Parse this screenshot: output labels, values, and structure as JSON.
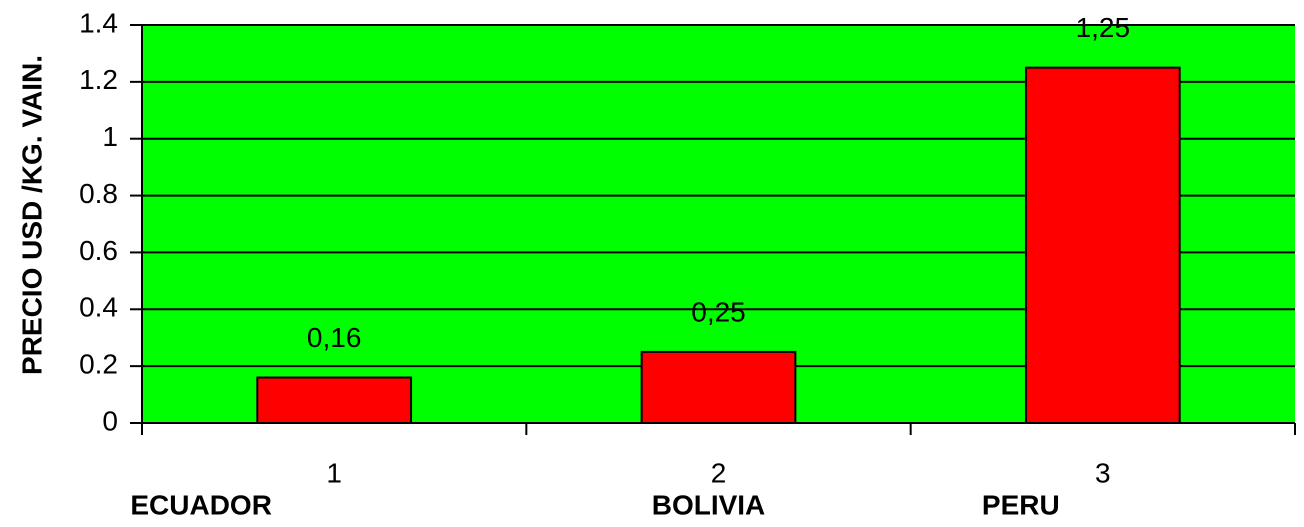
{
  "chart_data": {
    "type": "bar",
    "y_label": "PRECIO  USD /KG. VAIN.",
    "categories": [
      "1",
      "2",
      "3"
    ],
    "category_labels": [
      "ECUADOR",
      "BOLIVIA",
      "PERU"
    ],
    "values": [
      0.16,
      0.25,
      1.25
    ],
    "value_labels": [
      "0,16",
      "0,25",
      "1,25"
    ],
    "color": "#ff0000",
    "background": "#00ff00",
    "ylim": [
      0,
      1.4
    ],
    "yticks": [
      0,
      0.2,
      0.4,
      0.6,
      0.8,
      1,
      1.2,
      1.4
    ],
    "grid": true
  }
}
...
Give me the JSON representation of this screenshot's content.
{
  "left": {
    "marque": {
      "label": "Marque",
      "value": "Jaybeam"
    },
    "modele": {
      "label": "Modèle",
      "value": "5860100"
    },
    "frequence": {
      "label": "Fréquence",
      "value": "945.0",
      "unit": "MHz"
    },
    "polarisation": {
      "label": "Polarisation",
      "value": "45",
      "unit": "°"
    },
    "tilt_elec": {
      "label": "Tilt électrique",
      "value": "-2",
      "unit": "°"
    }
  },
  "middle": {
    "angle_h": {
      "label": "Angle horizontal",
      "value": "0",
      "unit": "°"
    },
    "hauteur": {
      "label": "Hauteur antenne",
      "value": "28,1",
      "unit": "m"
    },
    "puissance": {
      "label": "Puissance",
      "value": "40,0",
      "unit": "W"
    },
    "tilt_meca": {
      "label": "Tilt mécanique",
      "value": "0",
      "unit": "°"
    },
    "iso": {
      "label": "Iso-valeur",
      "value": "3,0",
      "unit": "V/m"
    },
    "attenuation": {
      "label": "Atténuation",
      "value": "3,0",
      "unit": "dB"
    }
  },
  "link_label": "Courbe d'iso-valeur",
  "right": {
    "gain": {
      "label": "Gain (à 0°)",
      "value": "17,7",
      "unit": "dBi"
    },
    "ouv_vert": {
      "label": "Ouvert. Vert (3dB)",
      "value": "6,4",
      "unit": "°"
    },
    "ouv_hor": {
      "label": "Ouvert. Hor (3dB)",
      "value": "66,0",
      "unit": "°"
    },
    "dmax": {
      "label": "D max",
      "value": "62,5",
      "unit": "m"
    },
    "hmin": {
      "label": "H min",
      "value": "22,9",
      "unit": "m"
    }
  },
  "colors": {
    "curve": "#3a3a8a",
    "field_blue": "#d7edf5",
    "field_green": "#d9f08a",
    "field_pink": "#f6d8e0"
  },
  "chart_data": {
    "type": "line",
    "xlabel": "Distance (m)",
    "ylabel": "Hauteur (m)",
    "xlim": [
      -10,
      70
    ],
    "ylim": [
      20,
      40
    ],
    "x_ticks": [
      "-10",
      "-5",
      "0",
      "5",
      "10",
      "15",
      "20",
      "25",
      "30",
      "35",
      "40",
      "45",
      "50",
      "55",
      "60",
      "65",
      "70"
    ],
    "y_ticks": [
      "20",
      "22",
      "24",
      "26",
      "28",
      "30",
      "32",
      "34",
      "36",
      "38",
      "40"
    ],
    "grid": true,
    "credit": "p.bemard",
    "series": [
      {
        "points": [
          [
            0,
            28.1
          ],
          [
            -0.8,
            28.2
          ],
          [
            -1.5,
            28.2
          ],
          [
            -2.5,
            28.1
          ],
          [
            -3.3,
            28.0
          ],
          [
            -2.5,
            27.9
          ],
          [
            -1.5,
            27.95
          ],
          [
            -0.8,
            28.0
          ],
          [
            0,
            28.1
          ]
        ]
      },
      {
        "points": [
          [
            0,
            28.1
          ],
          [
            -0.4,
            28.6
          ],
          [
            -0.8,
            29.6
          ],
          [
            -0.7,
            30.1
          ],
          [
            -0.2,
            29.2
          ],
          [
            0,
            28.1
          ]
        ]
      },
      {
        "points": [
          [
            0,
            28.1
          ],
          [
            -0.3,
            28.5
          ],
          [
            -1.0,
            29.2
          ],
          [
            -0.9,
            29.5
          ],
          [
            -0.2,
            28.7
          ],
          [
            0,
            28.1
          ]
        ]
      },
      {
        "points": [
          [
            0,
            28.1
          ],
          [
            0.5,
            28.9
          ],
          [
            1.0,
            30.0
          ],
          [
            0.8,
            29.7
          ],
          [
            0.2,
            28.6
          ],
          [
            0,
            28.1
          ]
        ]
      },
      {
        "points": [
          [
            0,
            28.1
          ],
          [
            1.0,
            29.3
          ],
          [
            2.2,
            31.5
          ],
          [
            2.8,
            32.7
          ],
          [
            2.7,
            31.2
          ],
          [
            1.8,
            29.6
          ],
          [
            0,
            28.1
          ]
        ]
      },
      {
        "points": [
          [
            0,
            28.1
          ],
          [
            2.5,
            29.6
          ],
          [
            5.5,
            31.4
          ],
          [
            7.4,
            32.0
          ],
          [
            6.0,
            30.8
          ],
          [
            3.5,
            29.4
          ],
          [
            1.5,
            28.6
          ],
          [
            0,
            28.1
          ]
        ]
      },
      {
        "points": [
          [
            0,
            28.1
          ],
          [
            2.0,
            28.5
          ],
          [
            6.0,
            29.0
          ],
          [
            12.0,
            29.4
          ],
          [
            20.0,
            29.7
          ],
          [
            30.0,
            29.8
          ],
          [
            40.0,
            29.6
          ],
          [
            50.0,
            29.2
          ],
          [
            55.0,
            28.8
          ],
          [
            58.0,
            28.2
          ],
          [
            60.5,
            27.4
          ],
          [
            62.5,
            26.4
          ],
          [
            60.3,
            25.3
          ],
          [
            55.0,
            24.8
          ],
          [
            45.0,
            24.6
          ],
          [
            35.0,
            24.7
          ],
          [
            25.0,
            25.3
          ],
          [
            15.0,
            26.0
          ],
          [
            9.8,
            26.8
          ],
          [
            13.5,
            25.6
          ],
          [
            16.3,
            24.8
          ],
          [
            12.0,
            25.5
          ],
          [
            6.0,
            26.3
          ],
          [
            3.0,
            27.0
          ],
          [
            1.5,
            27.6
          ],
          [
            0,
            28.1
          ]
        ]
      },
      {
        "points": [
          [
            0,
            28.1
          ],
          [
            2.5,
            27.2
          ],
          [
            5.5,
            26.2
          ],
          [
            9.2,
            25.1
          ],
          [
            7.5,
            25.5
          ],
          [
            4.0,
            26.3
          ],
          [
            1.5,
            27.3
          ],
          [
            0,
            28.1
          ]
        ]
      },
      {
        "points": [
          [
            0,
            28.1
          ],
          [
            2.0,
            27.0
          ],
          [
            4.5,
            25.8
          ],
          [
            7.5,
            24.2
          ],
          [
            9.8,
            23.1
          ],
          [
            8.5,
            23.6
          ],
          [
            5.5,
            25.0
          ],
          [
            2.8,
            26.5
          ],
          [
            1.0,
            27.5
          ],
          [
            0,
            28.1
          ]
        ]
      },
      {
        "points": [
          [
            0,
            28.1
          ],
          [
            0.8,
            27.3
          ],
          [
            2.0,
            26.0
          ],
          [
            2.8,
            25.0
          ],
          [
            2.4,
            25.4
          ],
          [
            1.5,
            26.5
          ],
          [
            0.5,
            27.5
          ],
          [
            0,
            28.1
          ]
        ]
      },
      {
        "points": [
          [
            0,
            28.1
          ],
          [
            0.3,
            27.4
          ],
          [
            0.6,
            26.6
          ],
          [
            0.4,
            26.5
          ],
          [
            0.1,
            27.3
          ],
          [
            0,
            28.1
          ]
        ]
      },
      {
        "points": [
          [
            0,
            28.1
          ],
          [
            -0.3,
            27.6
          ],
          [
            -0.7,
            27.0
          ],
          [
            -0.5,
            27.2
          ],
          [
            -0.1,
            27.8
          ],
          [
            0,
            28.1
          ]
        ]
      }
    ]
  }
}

» **YOUR GOAL**: Copy each line from the records above that includes the string "JSON".

» **SOLUTION BELOW**:
Parse this screenshot: output labels, values, and structure as JSON.
Give me the JSON representation of this screenshot's content.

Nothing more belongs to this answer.